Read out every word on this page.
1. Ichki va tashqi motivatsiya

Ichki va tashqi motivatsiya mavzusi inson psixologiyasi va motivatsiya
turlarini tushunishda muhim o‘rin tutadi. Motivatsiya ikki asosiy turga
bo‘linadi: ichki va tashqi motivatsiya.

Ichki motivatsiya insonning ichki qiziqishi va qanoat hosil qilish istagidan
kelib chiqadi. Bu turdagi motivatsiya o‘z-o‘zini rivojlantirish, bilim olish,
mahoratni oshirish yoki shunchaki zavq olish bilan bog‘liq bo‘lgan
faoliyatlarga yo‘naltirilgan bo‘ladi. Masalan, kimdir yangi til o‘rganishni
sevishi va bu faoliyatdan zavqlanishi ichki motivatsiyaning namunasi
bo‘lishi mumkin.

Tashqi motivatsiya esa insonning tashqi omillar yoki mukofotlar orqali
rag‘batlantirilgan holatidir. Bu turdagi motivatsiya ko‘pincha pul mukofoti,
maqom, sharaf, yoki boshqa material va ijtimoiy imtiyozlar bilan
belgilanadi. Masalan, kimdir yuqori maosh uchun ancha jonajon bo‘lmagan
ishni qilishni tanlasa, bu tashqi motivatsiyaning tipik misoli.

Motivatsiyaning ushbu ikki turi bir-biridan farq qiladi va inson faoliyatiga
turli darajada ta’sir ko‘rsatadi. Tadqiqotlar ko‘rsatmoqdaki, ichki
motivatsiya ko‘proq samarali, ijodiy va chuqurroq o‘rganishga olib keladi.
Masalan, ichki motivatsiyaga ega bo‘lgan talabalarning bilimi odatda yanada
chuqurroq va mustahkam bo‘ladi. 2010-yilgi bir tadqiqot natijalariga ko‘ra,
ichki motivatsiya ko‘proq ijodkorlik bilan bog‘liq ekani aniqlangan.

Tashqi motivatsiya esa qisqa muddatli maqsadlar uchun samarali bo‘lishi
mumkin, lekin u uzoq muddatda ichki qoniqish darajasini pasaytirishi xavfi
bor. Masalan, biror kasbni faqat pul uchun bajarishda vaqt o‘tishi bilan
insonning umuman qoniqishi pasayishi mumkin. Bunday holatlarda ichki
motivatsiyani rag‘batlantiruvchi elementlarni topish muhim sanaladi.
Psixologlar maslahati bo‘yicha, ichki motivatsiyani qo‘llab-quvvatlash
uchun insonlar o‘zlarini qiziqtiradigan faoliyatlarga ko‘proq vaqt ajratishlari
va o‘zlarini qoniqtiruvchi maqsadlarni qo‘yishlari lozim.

_ _ _ _ _ _ _

WORK REQUIRED: Your task is to print all of the records exactly.

THE ANSWER:
Read out every word on this page.
1. Ichki va tashqi motivatsiya

Ichki va tashqi motivatsiya mavzusi inson psixologiyasi va motivatsiya
turlarini tushunishda muhim o‘rin tutadi. Motivatsiya ikki asosiy turga
bo‘linadi: ichki va tashqi motivatsiya.

Ichki motivatsiya insonning ichki qiziqishi va qanoat hosil qilish istagidan
kelib chiqadi. Bu turdagi motivatsiya o‘z-o‘zini rivojlantirish, bilim olish,
mahoratni oshirish yoki shunchaki zavq olish bilan bog‘liq bo‘lgan
faoliyatlarga yo‘naltirilgan bo‘ladi. Masalan, kimdir yangi til o‘rganishni
sevishi va bu faoliyatdan zavqlanishi ichki motivatsiyaning namunasi
bo‘lishi mumkin.

Tashqi motivatsiya esa insonning tashqi omillar yoki mukofotlar orqali
rag‘batlantirilgan holatidir. Bu turdagi motivatsiya ko‘pincha pul mukofoti,
maqom, sharaf, yoki boshqa material va ijtimoiy imtiyozlar bilan
belgilanadi. Masalan, kimdir yuqori maosh uchun ancha jonajon bo‘lmagan
ishni qilishni tanlasa, bu tashqi motivatsiyaning tipik misoli.

Motivatsiyaning ushbu ikki turi bir-biridan farq qiladi va inson faoliyatiga
turli darajada ta’sir ko‘rsatadi. Tadqiqotlar ko‘rsatmoqdaki, ichki
motivatsiya ko‘proq samarali, ijodiy va chuqurroq o‘rganishga olib keladi.
Masalan, ichki motivatsiyaga ega bo‘lgan talabalarning bilimi odatda yanada
chuqurroq va mustahkam bo‘ladi. 2010-yilgi bir tadqiqot natijalariga ko‘ra,
ichki motivatsiya ko‘proq ijodkorlik bilan bog‘liq ekani aniqlangan.

Tashqi motivatsiya esa qisqa muddatli maqsadlar uchun samarali bo‘lishi
mumkin, lekin u uzoq muddatda ichki qoniqish darajasini pasaytirishi xavfi
bor. Masalan, biror kasbni faqat pul uchun bajarishda vaqt o‘tishi bilan
insonning umuman qoniqishi pasayishi mumkin. Bunday holatlarda ichki
motivatsiyani rag‘batlantiruvchi elementlarni topish muhim sanaladi.
Psixologlar maslahati bo‘yicha, ichki motivatsiyani qo‘llab-quvvatlash
uchun insonlar o‘zlarini qiziqtiradigan faoliyatlarga ko‘proq vaqt ajratishlari
va o‘zlarini qoniqtiruvchi maqsadlarni qo‘yishlari lozim.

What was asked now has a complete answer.